(STATED EXERCISE):
Could you output each line of the data that follows exactly?

Extracted records
====================

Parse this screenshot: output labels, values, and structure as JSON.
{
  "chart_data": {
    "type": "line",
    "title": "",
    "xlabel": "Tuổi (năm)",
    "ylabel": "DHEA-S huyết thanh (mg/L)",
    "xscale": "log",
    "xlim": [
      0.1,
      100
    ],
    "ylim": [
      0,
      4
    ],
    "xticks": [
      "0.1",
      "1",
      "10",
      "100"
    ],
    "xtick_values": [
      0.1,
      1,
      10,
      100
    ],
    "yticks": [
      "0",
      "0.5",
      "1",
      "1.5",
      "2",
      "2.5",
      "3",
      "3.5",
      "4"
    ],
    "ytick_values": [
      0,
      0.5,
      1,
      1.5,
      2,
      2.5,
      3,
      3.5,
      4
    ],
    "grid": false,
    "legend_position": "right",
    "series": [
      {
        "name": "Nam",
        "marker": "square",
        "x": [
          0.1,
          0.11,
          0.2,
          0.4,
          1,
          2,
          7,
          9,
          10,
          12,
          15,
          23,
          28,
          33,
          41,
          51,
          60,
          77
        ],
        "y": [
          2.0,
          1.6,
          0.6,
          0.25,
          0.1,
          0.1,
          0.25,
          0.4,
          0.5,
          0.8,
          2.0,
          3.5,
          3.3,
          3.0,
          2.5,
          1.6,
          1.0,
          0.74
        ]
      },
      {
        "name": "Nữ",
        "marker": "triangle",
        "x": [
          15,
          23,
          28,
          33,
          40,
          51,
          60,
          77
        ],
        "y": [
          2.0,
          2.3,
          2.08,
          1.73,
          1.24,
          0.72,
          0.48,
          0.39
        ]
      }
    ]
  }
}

====================

(ANSWER TO THE TASK):
Parse this screenshot: output labels, values, and structure as JSON.
{
  "chart_data": {
    "type": "line",
    "title": "",
    "xlabel": "Tuổi (năm)",
    "ylabel": "DHEA-S huyết thanh (mg/L)",
    "xscale": "log",
    "xlim": [
      0.1,
      100
    ],
    "ylim": [
      0,
      4
    ],
    "xticks": [
      "0.1",
      "1",
      "10",
      "100"
    ],
    "xtick_values": [
      0.1,
      1,
      10,
      100
    ],
    "yticks": [
      "0",
      "0.5",
      "1",
      "1.5",
      "2",
      "2.5",
      "3",
      "3.5",
      "4"
    ],
    "ytick_values": [
      0,
      0.5,
      1,
      1.5,
      2,
      2.5,
      3,
      3.5,
      4
    ],
    "grid": false,
    "legend_position": "right",
    "series": [
      {
        "name": "Nam",
        "marker": "square",
        "x": [
          0.1,
          0.11,
          0.2,
          0.4,
          1,
          2,
          7,
          9,
          10,
          12,
          15,
          23,
          28,
          33,
          41,
          51,
          60,
          77
        ],
        "y": [
          2.0,
          1.6,
          0.6,
          0.25,
          0.1,
          0.1,
          0.25,
          0.4,
          0.5,
          0.8,
          2.0,
          3.5,
          3.3,
          3.0,
          2.5,
          1.6,
          1.0,
          0.74
        ]
      },
      {
        "name": "Nữ",
        "marker": "triangle",
        "x": [
          15,
          23,
          28,
          33,
          40,
          51,
          60,
          77
        ],
        "y": [
          2.0,
          2.3,
          2.08,
          1.73,
          1.24,
          0.72,
          0.48,
          0.39
        ]
      }
    ]
  }
}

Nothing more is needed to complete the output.